* **BRIEF**
Repeat the records in full and exactly, omitting pictures.

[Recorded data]
--------------------

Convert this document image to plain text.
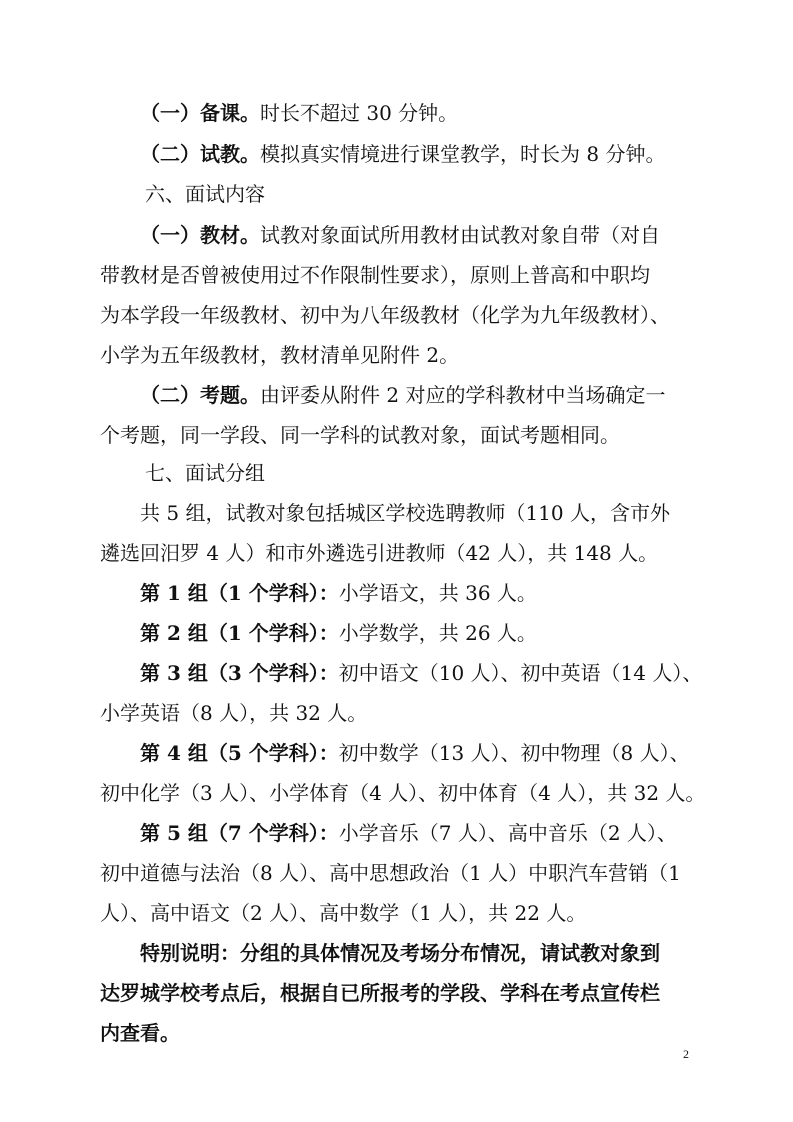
（一）备课。时长不超过 30 分钟。
（二）试教。模拟真实情境进行课堂教学，时长为 8 分钟。
六、面试内容
（一）教材。试教对象面试所用教材由试教对象自带（对自
带教材是否曾被使用过不作限制性要求），原则上普高和中职均
为本学段一年级教材、初中为八年级教材（化学为九年级教材）、
小学为五年级教材，教材清单见附件 2。
（二）考题。由评委从附件 2 对应的学科教材中当场确定一
个考题，同一学段、同一学科的试教对象，面试考题相同。
七、面试分组
共 5 组，试教对象包括城区学校选聘教师（110 人，含市外
遴选回汨罗 4 人）和市外遴选引进教师（42 人），共 148 人。
第 1 组（1 个学科）：小学语文，共 36 人。
第 2 组（1 个学科）：小学数学，共 26 人。
第 3 组（3 个学科）：初中语文（10 人）、初中英语（14 人）、
小学英语（8 人），共 32 人。
第 4 组（5 个学科）：初中数学（13 人）、初中物理（8 人）、
初中化学（3 人）、小学体育（4 人）、初中体育（4 人），共 32 人。
第 5 组（7 个学科）：小学音乐（7 人）、高中音乐（2 人）、
初中道德与法治（8 人）、高中思想政治（1 人）中职汽车营销（1
人）、高中语文（2 人）、高中数学（1 人），共 22 人。
特别说明：分组的具体情况及考场分布情况，请试教对象到
达罗城学校考点后，根据自已所报考的学段、学科在考点宣传栏
内查看。
2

--------------------

* **FULL RESPONSE**
Convert this document image to plain text.
（一）备课。时长不超过 30 分钟。
（二）试教。模拟真实情境进行课堂教学，时长为 8 分钟。
六、面试内容
（一）教材。试教对象面试所用教材由试教对象自带（对自
带教材是否曾被使用过不作限制性要求），原则上普高和中职均
为本学段一年级教材、初中为八年级教材（化学为九年级教材）、
小学为五年级教材，教材清单见附件 2。
（二）考题。由评委从附件 2 对应的学科教材中当场确定一
个考题，同一学段、同一学科的试教对象，面试考题相同。
七、面试分组
共 5 组，试教对象包括城区学校选聘教师（110 人，含市外
遴选回汨罗 4 人）和市外遴选引进教师（42 人），共 148 人。
第 1 组（1 个学科）：小学语文，共 36 人。
第 2 组（1 个学科）：小学数学，共 26 人。
第 3 组（3 个学科）：初中语文（10 人）、初中英语（14 人）、
小学英语（8 人），共 32 人。
第 4 组（5 个学科）：初中数学（13 人）、初中物理（8 人）、
初中化学（3 人）、小学体育（4 人）、初中体育（4 人），共 32 人。
第 5 组（7 个学科）：小学音乐（7 人）、高中音乐（2 人）、
初中道德与法治（8 人）、高中思想政治（1 人）中职汽车营销（1
人）、高中语文（2 人）、高中数学（1 人），共 22 人。
特别说明：分组的具体情况及考场分布情况，请试教对象到
达罗城学校考点后，根据自已所报考的学段、学科在考点宣传栏
内查看。
2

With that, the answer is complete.